**Request**
Go over the entries below line by line, copying each one that contains the word "concrete".

=== Record list ===

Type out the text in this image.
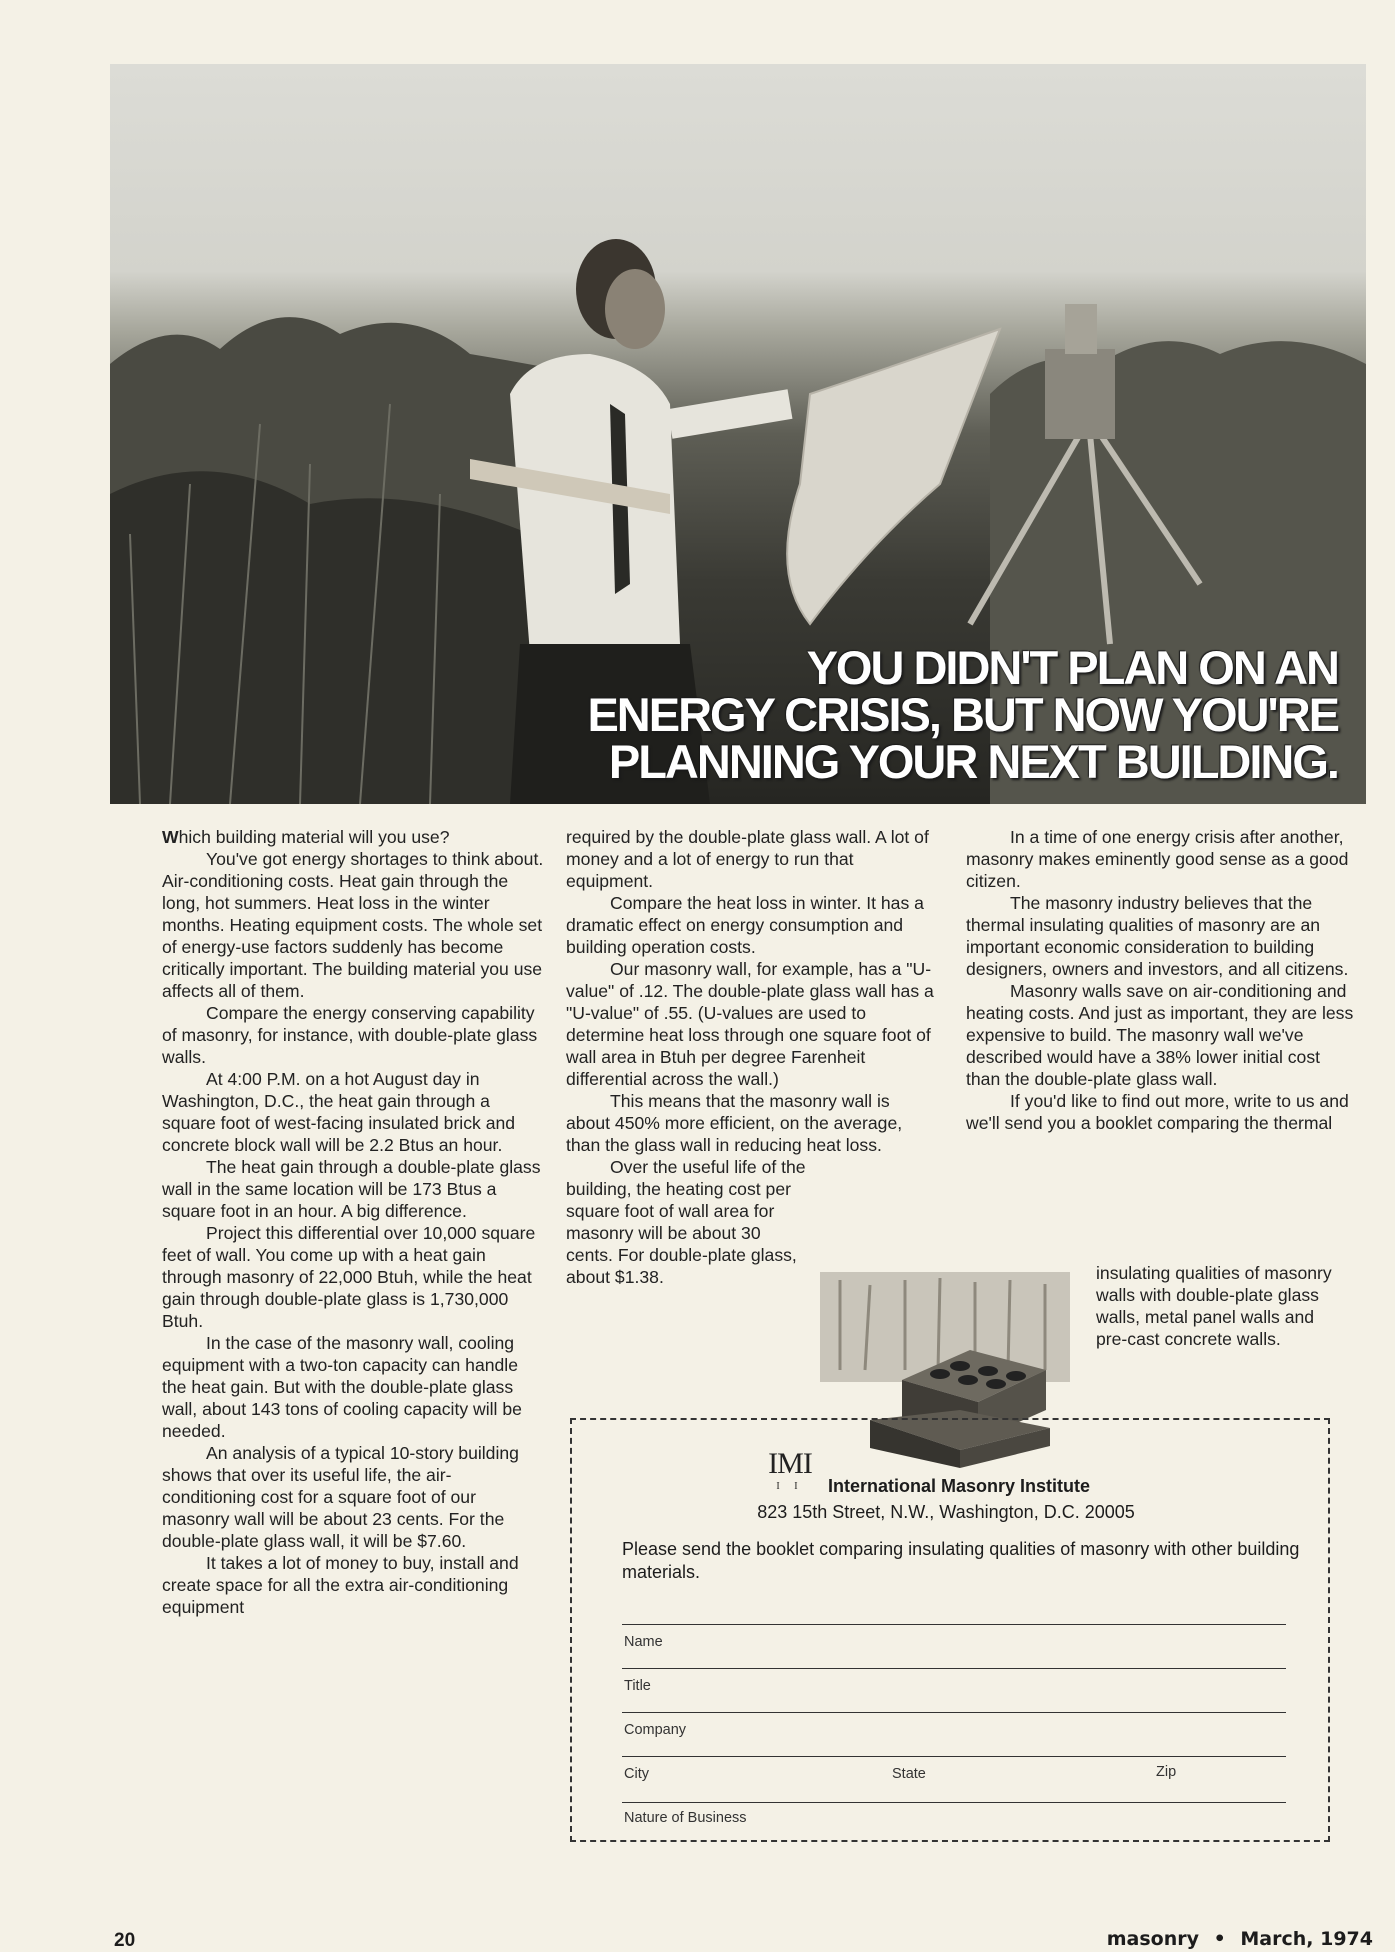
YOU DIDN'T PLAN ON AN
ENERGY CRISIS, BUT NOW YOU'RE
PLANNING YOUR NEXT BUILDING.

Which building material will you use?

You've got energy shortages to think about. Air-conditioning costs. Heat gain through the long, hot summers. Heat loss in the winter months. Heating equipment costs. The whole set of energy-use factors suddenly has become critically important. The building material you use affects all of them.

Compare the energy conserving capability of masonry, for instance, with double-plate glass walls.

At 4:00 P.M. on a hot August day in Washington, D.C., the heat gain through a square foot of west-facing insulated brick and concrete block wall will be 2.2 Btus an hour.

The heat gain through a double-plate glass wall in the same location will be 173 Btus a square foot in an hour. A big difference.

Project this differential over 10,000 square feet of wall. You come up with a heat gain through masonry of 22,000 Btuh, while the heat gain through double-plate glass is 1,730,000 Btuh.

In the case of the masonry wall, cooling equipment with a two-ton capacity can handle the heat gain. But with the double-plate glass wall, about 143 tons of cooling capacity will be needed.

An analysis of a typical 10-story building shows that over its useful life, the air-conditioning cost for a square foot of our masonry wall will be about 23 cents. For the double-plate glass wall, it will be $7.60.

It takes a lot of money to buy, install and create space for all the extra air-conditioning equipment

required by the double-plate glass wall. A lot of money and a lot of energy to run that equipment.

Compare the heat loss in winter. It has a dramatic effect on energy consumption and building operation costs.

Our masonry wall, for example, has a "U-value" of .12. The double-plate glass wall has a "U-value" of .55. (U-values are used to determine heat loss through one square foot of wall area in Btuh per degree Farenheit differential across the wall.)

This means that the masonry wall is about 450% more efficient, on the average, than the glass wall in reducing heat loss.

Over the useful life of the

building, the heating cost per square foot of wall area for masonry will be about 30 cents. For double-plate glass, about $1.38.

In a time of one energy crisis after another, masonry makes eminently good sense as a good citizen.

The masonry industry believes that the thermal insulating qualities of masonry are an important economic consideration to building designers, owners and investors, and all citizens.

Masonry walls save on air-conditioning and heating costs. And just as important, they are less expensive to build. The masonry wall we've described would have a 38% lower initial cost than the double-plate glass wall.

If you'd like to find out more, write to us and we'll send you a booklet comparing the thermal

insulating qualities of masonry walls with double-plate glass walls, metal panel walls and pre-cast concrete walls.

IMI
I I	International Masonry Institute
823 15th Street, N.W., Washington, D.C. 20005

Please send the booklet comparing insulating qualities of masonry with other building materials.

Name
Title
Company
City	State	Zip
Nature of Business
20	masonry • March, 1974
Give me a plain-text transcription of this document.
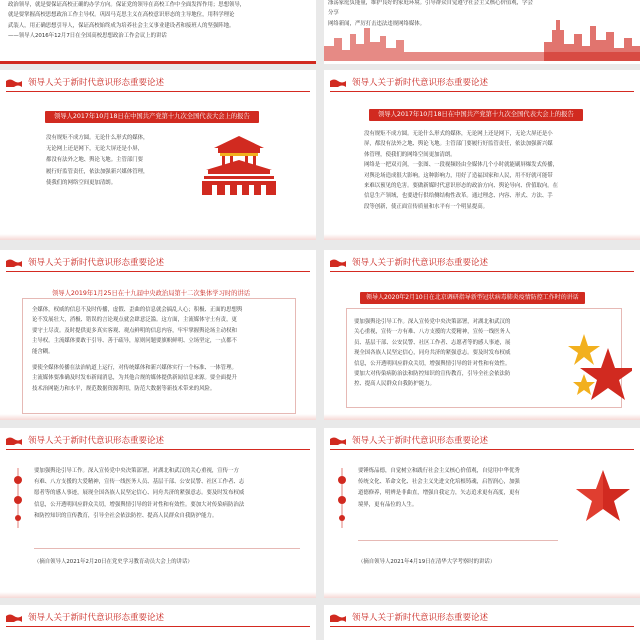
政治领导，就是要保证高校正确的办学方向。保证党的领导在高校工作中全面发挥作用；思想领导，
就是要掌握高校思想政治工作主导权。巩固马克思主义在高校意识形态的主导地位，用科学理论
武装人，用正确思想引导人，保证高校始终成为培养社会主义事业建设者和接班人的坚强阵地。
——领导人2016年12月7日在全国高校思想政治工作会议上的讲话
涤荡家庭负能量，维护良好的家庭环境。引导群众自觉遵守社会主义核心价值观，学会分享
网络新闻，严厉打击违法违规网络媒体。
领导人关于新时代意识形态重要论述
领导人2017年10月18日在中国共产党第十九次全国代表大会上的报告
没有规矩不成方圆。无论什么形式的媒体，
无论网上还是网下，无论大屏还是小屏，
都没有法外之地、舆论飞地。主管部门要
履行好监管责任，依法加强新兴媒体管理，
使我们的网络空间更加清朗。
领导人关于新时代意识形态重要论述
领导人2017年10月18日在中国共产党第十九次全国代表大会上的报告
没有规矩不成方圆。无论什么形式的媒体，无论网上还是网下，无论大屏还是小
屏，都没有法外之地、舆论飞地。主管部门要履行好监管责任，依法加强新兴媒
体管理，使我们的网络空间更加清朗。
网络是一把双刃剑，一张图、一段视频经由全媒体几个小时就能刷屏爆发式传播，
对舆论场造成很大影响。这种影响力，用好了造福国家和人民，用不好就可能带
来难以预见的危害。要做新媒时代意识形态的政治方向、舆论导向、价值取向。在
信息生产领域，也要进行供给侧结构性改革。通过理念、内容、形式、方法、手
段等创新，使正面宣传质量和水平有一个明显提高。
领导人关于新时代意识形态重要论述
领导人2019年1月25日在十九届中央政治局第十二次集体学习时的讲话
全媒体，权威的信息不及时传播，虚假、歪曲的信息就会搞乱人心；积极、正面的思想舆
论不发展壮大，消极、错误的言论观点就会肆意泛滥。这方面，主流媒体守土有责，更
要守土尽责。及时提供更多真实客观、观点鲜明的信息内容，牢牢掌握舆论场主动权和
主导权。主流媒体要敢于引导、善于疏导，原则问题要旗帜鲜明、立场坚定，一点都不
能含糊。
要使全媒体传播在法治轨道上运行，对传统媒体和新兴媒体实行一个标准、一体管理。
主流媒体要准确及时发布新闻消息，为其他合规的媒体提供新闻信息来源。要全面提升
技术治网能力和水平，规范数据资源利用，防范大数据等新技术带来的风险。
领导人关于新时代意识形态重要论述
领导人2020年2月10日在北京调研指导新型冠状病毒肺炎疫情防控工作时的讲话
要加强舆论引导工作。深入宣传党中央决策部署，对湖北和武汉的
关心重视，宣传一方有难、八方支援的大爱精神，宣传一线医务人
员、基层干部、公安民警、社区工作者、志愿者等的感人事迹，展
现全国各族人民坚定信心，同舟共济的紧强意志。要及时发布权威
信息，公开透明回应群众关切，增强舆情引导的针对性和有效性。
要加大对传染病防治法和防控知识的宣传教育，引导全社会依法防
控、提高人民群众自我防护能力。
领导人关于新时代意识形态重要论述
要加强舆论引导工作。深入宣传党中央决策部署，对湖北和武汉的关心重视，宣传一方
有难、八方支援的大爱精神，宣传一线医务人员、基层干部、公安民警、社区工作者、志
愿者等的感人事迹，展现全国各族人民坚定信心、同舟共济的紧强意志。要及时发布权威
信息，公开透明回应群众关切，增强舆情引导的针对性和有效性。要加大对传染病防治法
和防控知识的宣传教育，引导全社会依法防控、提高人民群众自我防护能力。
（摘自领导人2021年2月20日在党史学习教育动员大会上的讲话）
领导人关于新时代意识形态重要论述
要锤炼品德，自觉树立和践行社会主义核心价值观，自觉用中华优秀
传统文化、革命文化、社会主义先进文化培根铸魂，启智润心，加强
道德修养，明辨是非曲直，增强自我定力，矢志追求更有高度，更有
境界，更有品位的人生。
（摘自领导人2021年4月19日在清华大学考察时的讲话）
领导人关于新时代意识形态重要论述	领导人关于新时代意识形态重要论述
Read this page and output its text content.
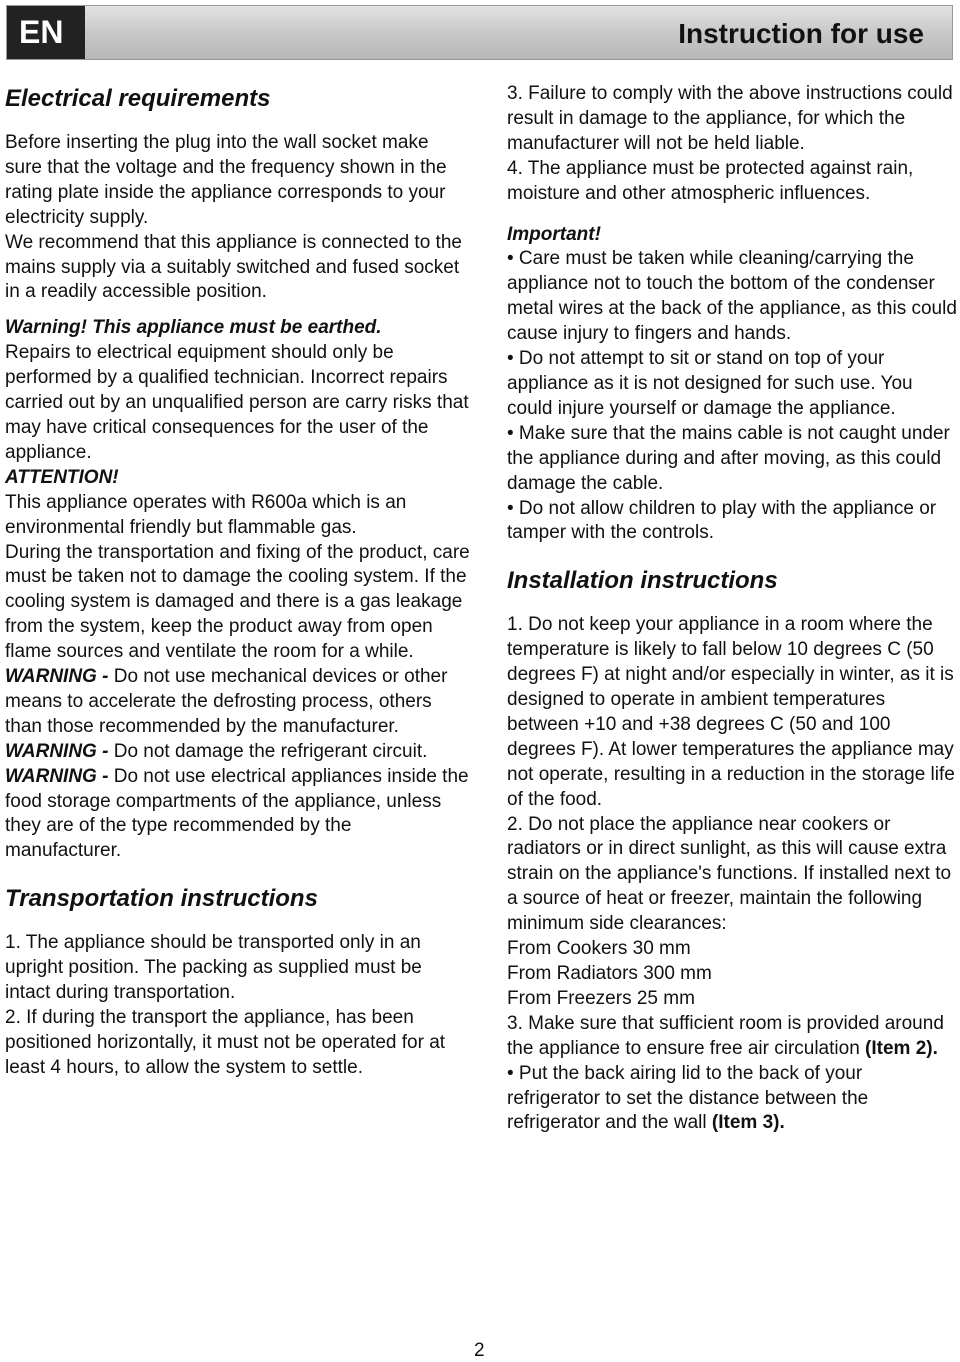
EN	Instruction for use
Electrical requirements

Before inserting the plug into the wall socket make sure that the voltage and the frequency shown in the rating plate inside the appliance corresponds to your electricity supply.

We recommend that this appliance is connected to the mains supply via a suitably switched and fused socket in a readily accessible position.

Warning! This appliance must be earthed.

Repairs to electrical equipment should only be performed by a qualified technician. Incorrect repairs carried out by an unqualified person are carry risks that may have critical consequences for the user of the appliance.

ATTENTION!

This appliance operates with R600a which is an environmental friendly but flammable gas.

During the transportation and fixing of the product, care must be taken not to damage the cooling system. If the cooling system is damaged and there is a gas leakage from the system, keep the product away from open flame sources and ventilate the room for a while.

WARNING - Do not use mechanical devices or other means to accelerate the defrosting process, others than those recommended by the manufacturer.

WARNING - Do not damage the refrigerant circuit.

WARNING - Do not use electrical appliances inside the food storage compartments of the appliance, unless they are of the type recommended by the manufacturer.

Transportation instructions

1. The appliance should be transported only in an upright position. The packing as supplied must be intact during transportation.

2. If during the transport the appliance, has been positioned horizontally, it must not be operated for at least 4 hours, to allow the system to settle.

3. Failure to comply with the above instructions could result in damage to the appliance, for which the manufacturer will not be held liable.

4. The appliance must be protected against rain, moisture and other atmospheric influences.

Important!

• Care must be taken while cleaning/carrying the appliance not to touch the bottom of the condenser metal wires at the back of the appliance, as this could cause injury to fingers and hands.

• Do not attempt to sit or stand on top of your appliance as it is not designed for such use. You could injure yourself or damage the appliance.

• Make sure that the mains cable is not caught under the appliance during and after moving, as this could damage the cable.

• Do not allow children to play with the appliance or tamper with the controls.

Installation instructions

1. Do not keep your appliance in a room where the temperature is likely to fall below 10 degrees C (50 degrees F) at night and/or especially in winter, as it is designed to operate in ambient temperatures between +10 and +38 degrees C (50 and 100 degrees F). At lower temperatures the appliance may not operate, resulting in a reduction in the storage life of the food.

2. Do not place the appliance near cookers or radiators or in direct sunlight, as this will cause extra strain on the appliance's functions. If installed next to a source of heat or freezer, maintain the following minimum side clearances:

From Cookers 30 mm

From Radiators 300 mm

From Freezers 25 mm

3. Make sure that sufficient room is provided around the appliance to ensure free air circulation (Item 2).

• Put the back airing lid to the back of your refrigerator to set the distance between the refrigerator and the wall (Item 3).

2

===

**Exercise result**
At 4:00 P.M. on a hot August day in Washington, D.C., the heat gain through a square foot of west-facing insulated brick and concrete block wall will be 2.2 Btus an hour.
insulating qualities of masonry walls with double-plate glass walls, metal panel walls and pre-cast concrete walls.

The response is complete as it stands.